» **SHORT EXERCISE**
Among the records that follow, count the lines with the string "Analysis"; report only that count.

» **INPUT ROWS**
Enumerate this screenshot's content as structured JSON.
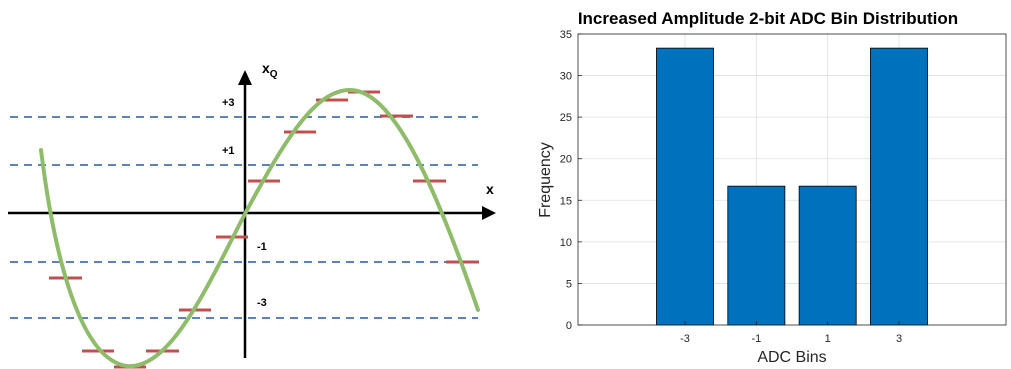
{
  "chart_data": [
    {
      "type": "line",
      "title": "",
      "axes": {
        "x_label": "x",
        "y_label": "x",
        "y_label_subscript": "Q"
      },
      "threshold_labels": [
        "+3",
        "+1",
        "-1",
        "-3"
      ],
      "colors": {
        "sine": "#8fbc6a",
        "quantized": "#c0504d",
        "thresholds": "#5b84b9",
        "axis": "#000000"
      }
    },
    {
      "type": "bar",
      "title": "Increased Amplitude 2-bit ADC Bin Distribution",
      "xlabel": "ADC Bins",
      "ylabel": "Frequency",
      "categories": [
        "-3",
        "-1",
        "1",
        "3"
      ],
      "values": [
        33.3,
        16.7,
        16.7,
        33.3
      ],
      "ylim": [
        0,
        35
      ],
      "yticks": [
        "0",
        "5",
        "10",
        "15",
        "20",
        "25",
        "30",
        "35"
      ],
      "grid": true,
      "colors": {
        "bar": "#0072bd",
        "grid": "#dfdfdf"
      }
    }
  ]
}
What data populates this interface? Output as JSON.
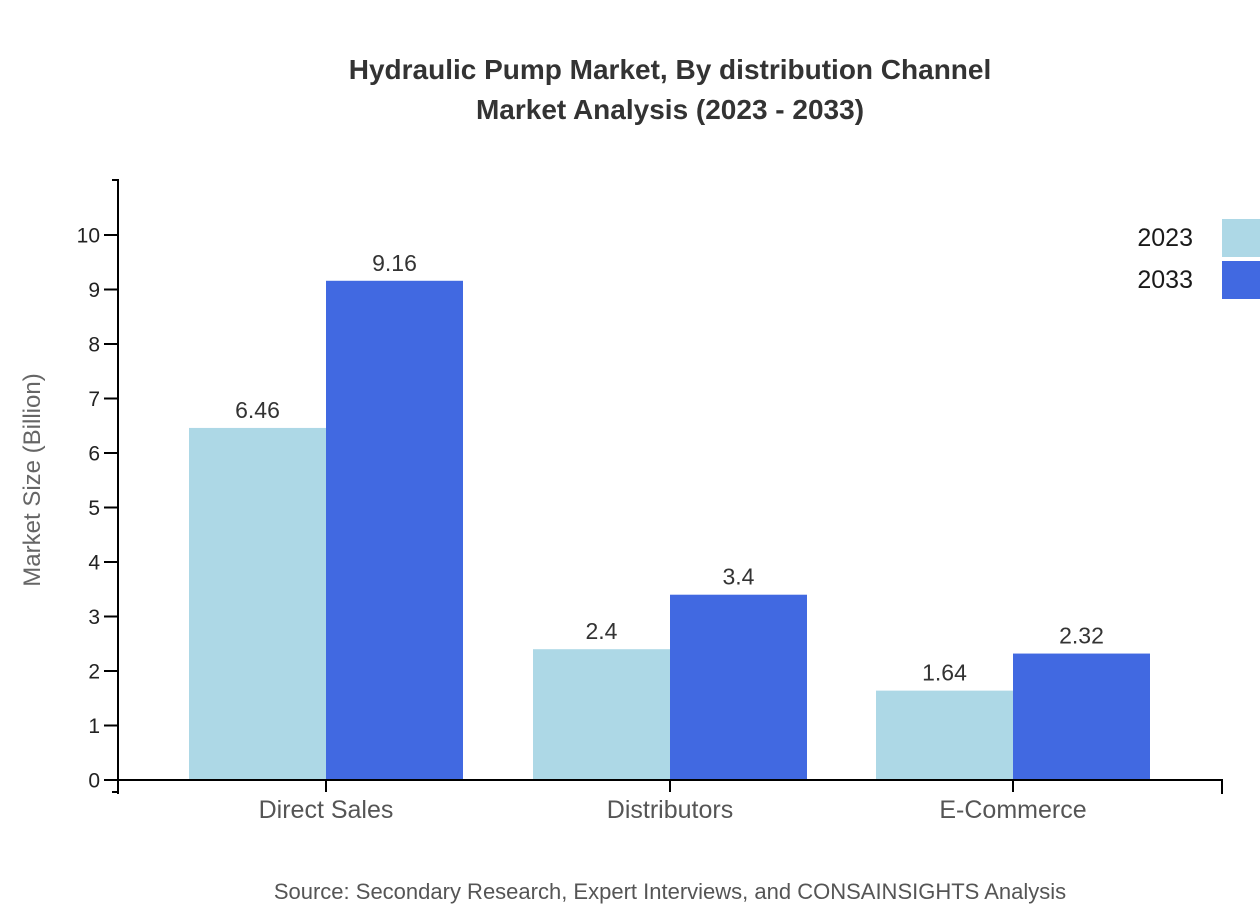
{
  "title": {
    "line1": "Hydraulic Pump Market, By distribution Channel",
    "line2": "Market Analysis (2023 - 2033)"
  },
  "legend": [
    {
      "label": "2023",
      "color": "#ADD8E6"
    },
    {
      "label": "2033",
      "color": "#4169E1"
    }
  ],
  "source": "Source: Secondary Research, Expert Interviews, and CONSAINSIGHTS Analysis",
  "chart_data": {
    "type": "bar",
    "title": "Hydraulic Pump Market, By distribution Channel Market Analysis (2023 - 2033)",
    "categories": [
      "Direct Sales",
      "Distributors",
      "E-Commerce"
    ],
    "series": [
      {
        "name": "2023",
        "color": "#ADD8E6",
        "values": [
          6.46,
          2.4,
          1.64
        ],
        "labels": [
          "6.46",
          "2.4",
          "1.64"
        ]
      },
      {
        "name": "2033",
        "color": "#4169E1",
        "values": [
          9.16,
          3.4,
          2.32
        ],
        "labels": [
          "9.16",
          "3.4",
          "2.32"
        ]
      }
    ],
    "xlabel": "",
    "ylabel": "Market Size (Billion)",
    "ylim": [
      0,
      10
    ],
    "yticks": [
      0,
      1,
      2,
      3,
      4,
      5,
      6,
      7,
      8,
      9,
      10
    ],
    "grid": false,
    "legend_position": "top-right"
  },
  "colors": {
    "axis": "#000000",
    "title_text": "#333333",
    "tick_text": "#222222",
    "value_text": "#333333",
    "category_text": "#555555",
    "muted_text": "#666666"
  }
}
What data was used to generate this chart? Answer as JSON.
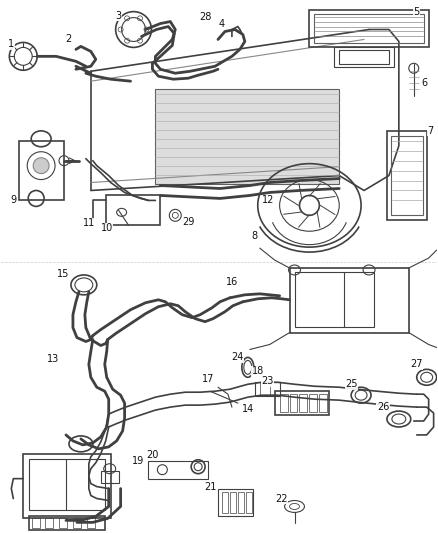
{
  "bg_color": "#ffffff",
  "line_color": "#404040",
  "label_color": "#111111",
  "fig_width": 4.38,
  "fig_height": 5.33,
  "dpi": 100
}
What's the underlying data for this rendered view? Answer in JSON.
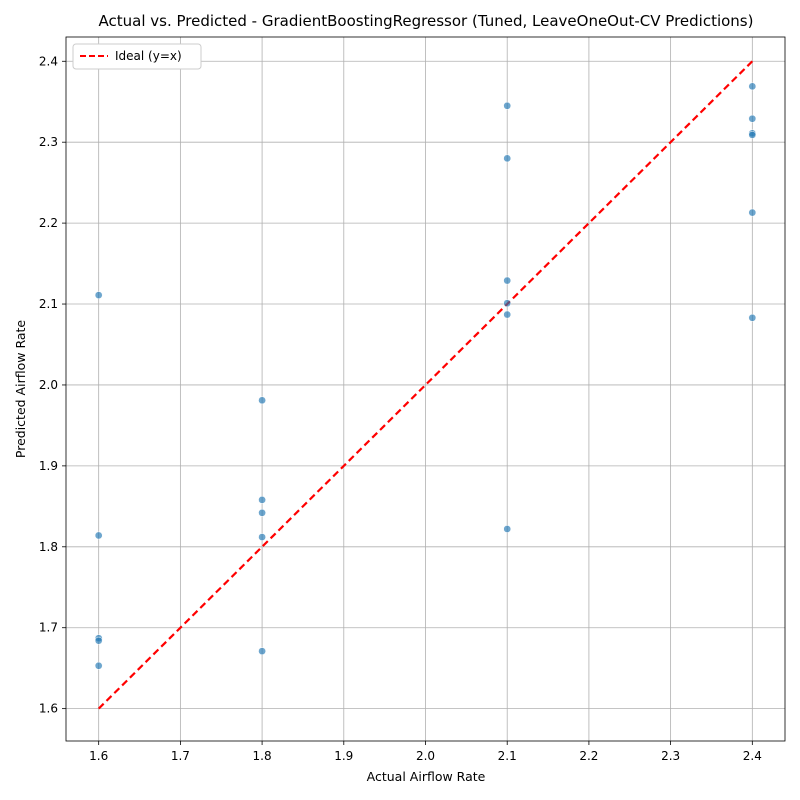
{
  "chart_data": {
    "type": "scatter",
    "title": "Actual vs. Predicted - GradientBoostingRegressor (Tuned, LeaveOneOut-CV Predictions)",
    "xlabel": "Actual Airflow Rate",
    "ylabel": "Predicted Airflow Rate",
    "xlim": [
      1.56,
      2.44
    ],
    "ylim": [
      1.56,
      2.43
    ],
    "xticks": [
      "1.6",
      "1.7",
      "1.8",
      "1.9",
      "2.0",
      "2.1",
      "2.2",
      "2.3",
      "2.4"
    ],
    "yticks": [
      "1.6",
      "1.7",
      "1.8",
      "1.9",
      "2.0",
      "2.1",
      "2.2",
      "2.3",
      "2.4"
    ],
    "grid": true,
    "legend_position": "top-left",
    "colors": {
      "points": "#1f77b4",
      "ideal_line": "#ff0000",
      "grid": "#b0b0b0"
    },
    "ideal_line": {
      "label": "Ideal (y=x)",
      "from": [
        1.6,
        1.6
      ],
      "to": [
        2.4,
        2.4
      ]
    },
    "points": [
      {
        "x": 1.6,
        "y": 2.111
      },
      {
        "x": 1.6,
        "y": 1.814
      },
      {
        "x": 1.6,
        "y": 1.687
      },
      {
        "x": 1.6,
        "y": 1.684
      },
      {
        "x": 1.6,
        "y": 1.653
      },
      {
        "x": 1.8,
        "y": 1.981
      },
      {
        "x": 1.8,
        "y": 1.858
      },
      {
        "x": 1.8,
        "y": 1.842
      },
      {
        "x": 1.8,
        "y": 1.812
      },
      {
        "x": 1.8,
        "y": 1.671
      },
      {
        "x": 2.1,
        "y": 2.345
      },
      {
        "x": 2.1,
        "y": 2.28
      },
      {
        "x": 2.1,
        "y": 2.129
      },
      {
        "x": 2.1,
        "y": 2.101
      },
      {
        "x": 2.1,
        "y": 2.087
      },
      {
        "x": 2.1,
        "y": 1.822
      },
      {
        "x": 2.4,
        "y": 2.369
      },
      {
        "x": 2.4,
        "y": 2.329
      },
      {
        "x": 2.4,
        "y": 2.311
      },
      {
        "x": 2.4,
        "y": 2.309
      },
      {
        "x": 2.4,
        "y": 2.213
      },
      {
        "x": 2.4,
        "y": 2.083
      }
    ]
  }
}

» **WORKED SOLUTION**
3